To be done >> In the following material, identify every line holding the string "selected" and return it.

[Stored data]
___

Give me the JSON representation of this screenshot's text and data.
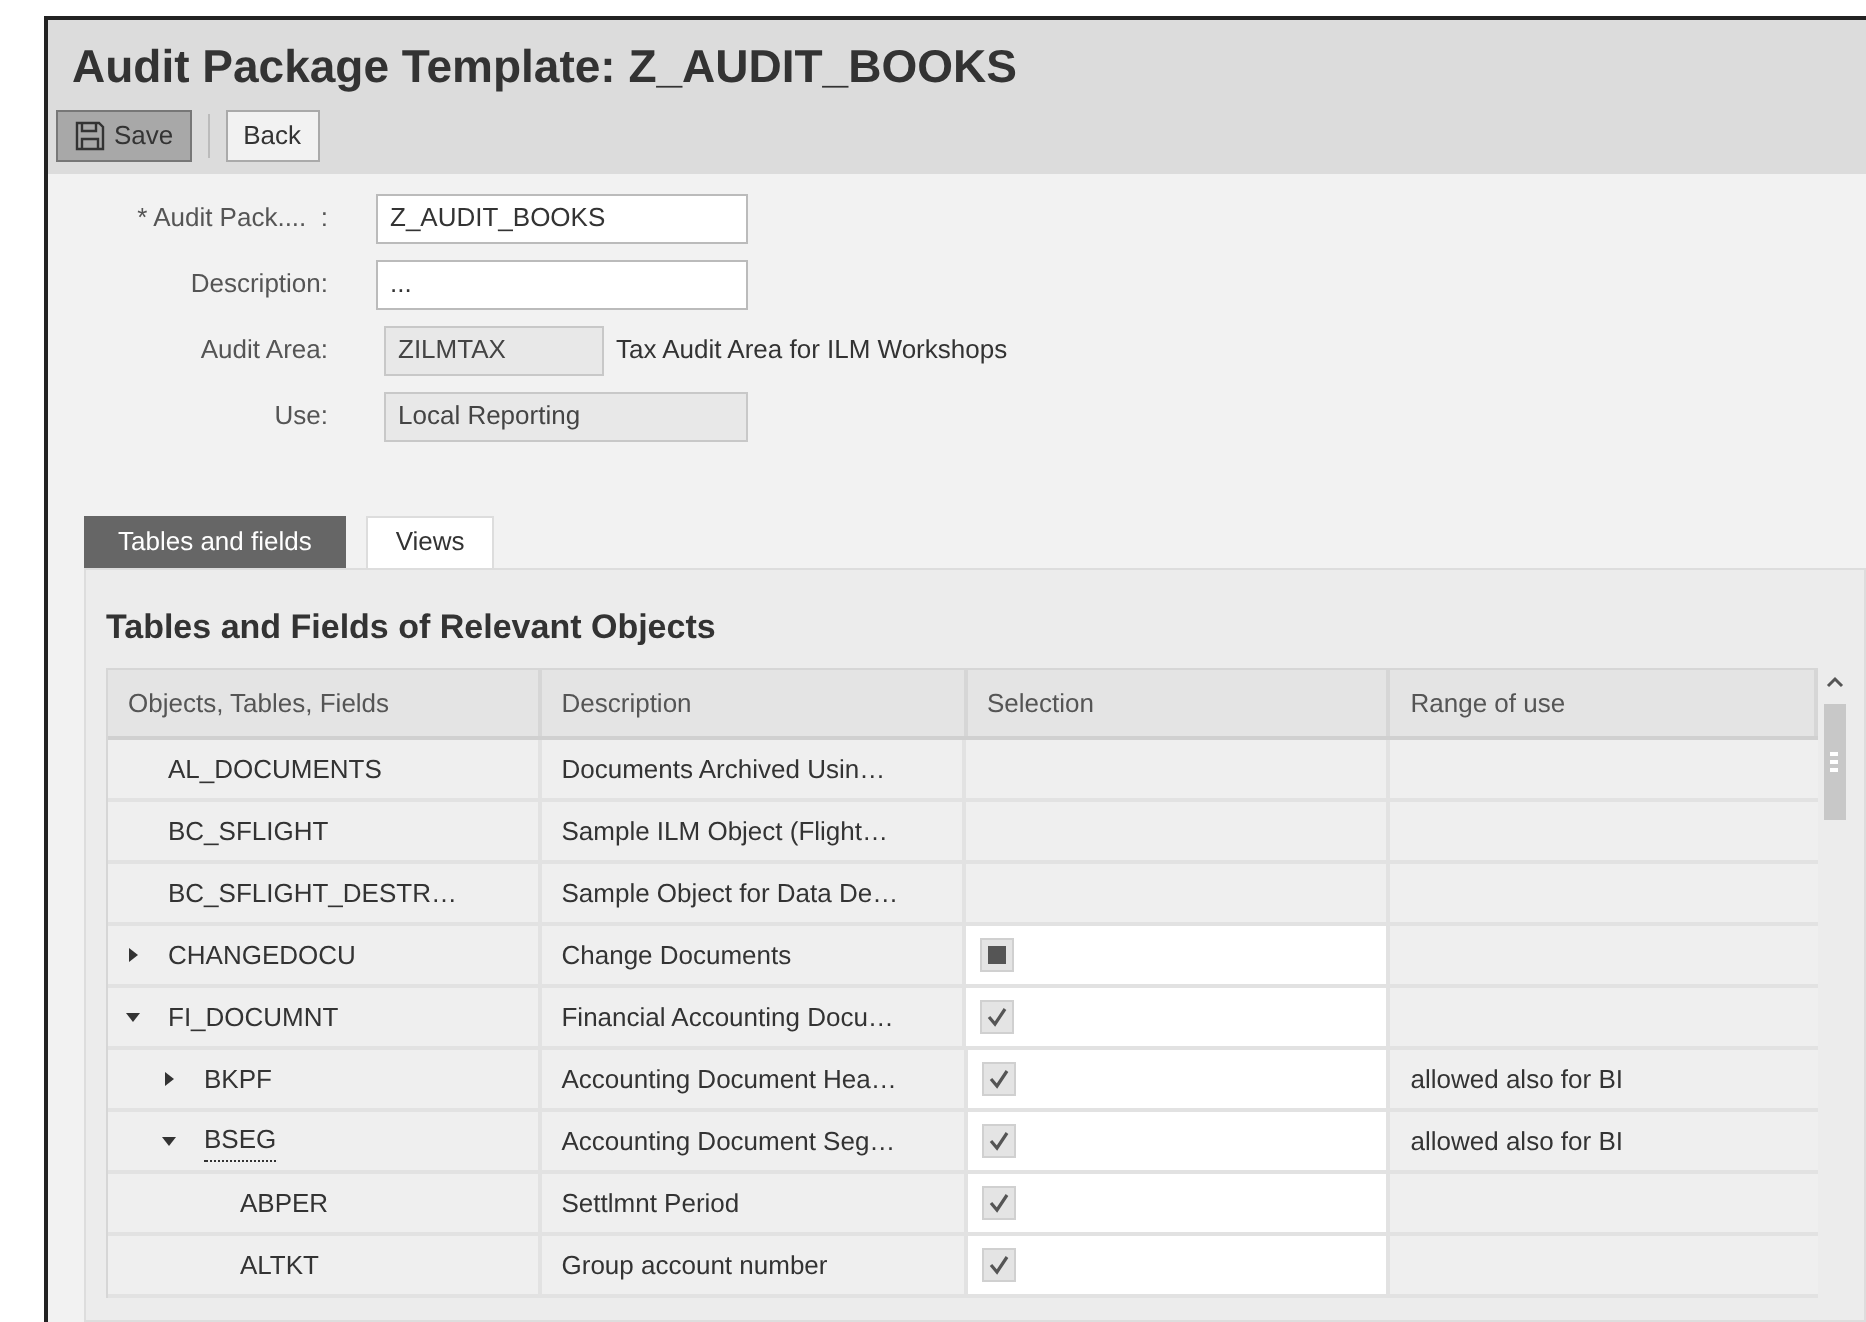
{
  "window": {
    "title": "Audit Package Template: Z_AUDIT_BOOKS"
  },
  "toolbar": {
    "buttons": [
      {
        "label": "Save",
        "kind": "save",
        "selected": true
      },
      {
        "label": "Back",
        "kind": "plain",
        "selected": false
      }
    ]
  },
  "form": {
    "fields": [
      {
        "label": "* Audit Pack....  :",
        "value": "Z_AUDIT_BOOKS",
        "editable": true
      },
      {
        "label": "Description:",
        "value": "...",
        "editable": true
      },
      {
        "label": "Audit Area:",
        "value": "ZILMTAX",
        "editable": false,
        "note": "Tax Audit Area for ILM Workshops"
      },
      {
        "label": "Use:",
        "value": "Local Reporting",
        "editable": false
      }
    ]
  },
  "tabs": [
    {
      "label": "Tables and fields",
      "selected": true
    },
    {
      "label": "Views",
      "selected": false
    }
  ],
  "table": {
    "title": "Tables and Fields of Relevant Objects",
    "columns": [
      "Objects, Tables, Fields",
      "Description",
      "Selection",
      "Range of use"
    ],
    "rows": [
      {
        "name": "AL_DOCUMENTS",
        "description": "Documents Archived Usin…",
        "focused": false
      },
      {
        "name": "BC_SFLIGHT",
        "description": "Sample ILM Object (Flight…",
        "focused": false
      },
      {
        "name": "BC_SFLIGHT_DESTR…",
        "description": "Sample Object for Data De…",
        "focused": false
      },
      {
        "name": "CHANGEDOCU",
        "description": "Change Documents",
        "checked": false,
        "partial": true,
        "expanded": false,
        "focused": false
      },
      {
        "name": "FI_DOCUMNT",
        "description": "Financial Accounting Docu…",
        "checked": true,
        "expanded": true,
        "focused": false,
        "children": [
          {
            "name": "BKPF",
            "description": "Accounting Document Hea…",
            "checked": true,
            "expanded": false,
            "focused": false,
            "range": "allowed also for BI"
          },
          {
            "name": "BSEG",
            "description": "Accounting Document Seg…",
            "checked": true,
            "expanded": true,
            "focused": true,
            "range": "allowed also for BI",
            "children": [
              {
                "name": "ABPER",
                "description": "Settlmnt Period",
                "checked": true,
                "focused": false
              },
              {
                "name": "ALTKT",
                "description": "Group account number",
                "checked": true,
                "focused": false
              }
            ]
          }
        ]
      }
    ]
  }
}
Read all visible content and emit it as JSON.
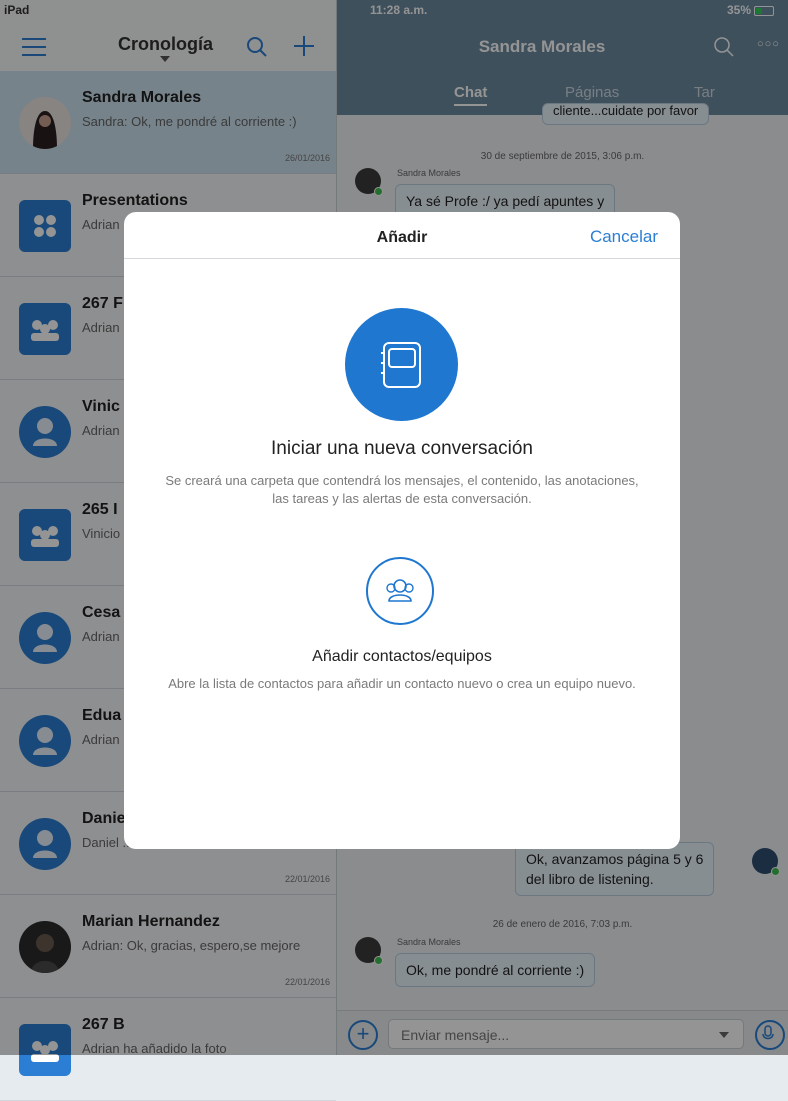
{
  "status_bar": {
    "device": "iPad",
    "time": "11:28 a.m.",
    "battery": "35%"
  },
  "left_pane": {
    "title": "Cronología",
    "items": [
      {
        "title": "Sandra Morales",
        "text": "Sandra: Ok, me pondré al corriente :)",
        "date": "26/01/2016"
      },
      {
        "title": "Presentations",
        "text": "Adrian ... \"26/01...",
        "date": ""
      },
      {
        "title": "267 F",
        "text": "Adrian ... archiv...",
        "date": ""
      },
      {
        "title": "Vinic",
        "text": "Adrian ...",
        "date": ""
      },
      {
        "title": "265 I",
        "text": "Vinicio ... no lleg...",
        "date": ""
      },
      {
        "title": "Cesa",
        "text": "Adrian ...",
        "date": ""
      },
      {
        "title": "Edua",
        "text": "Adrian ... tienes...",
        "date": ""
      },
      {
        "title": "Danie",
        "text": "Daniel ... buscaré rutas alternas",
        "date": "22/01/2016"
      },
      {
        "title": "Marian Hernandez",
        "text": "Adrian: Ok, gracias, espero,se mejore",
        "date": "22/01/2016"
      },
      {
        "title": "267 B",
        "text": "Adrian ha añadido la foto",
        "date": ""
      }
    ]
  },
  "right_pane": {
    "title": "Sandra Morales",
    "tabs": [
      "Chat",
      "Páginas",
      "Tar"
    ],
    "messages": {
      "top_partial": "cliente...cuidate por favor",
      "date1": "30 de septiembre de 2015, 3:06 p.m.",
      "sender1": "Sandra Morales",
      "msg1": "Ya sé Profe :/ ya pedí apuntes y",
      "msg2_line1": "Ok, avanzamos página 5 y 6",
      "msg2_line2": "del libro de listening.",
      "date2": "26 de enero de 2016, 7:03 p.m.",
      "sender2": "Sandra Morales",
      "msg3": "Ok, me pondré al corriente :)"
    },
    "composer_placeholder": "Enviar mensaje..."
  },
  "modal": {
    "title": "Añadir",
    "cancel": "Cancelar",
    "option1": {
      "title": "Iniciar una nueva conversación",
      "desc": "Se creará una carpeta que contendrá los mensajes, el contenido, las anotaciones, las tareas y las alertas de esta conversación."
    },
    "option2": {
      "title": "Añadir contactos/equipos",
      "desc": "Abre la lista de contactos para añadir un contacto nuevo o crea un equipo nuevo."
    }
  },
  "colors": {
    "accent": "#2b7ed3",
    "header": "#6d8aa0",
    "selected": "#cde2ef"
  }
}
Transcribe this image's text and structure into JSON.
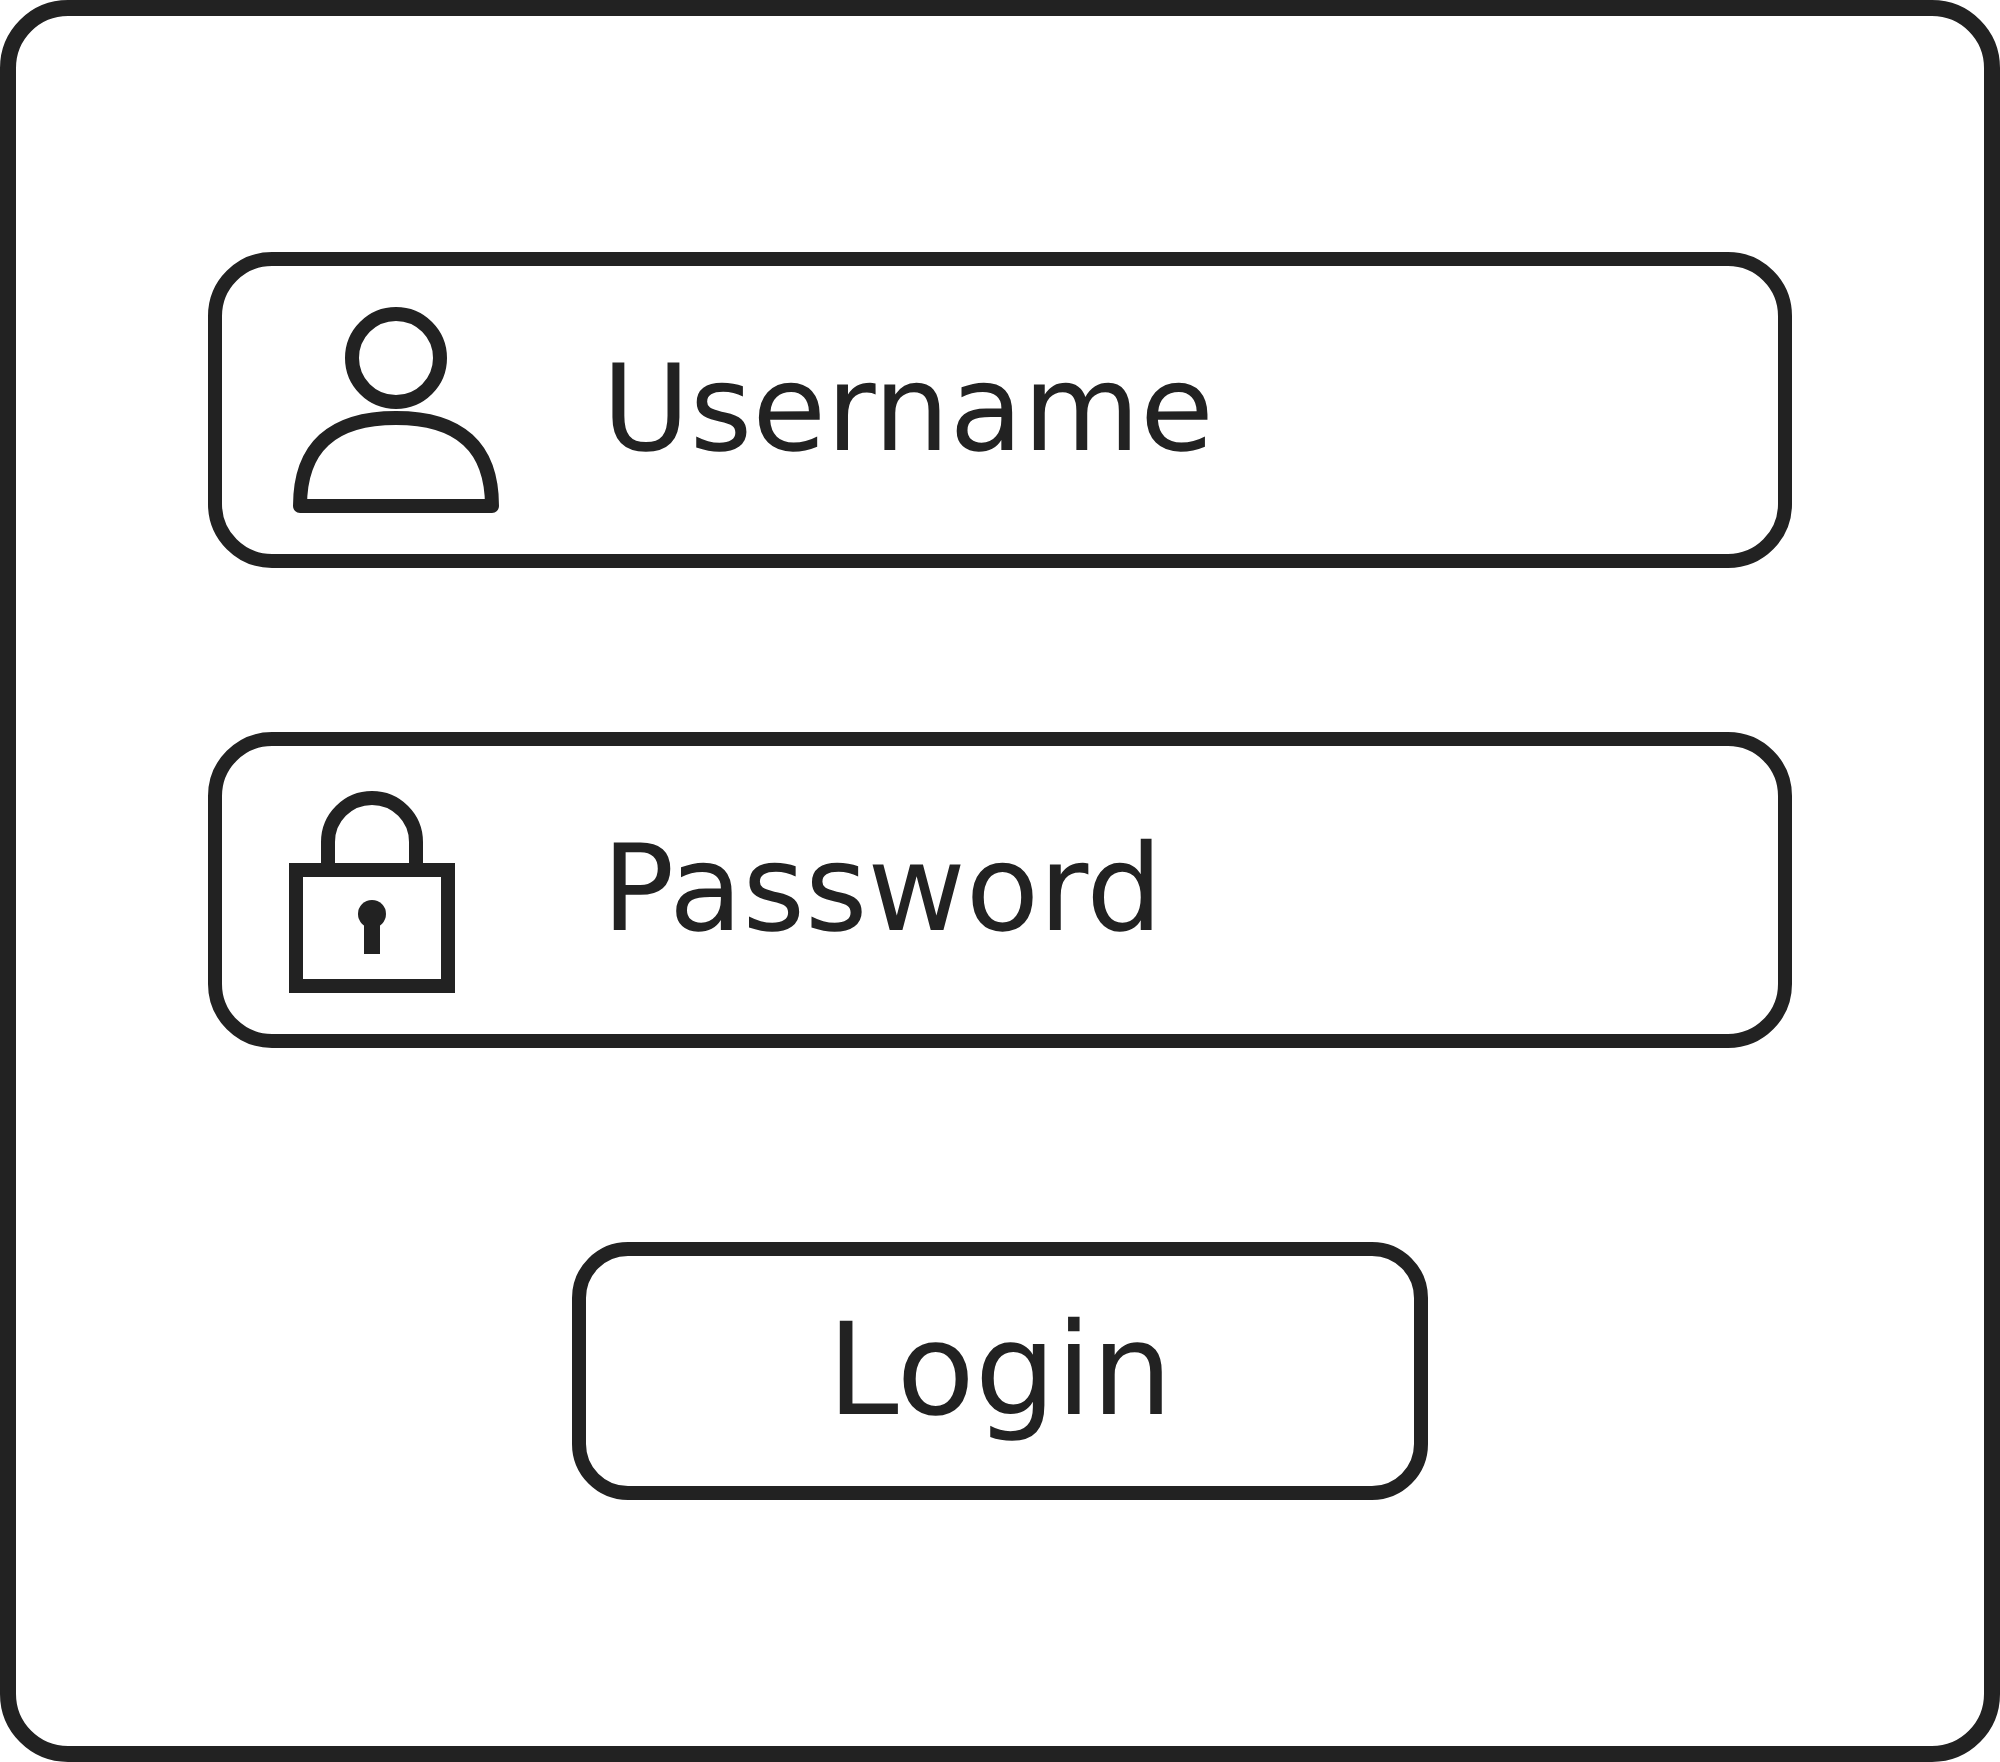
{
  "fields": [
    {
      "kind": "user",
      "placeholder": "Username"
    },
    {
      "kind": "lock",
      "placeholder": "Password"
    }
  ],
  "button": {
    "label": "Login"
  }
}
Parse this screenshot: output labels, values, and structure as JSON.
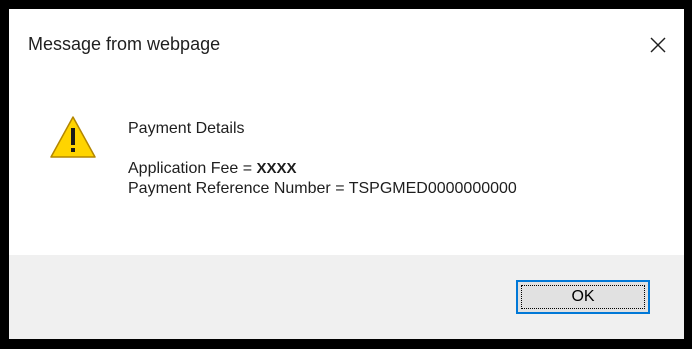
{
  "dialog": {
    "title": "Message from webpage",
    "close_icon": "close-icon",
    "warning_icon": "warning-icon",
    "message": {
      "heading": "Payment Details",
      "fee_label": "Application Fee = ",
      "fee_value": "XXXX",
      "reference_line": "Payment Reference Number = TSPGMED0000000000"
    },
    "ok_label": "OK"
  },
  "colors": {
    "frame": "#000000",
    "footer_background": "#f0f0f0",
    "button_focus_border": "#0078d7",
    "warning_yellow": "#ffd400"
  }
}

___

Response to the task >>
        "selected": true
        "selected": false
      "selected": true
      "selected": false
    "selected": "#cde2ef"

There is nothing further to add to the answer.